### Exercise goal
Output the entries verbatim, including every line.

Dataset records
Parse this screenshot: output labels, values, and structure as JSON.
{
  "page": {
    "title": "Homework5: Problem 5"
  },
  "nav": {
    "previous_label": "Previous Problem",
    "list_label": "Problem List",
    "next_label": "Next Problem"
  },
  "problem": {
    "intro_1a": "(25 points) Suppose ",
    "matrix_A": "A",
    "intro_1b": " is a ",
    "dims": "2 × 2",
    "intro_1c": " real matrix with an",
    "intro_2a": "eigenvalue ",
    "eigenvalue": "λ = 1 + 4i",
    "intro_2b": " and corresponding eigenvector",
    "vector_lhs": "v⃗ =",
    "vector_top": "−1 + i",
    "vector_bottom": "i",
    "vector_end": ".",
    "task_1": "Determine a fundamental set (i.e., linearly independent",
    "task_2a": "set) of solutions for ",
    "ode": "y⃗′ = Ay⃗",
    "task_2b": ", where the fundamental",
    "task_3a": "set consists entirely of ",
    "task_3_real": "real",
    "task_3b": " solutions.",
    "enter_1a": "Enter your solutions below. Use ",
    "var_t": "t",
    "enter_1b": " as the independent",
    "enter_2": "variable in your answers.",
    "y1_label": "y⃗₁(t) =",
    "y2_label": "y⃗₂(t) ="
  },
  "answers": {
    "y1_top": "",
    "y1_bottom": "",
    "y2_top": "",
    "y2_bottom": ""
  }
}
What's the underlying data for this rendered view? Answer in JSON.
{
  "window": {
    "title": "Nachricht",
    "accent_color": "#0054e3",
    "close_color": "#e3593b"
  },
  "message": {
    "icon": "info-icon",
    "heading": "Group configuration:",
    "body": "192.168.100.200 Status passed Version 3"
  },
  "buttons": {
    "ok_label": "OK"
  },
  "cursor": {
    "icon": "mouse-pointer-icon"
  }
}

### Exercise result
Parse this screenshot: output labels, values, and structure as JSON.
{
  "page": {
    "title": "Homework5: Problem 5"
  },
  "nav": {
    "previous_label": "Previous Problem",
    "list_label": "Problem List",
    "next_label": "Next Problem"
  },
  "problem": {
    "intro_1a": "(25 points) Suppose ",
    "matrix_A": "A",
    "intro_1b": " is a ",
    "dims": "2 × 2",
    "intro_1c": " real matrix with an",
    "intro_2a": "eigenvalue ",
    "eigenvalue": "λ = 1 + 4i",
    "intro_2b": " and corresponding eigenvector",
    "vector_lhs": "v⃗ =",
    "vector_top": "−1 + i",
    "vector_bottom": "i",
    "vector_end": ".",
    "task_1": "Determine a fundamental set (i.e., linearly independent",
    "task_2a": "set) of solutions for ",
    "ode": "y⃗′ = Ay⃗",
    "task_2b": ", where the fundamental",
    "task_3a": "set consists entirely of ",
    "task_3_real": "real",
    "task_3b": " solutions.",
    "enter_1a": "Enter your solutions below. Use ",
    "var_t": "t",
    "enter_1b": " as the independent",
    "enter_2": "variable in your answers.",
    "y1_label": "y⃗₁(t) =",
    "y2_label": "y⃗₂(t) ="
  },
  "answers": {
    "y1_top": "",
    "y1_bottom": "",
    "y2_top": "",
    "y2_bottom": ""
  }
}
What's the underlying data for this rendered view? Answer in JSON.
{
  "window": {
    "title": "Nachricht",
    "accent_color": "#0054e3",
    "close_color": "#e3593b"
  },
  "message": {
    "icon": "info-icon",
    "heading": "Group configuration:",
    "body": "192.168.100.200 Status passed Version 3"
  },
  "buttons": {
    "ok_label": "OK"
  },
  "cursor": {
    "icon": "mouse-pointer-icon"
  }
}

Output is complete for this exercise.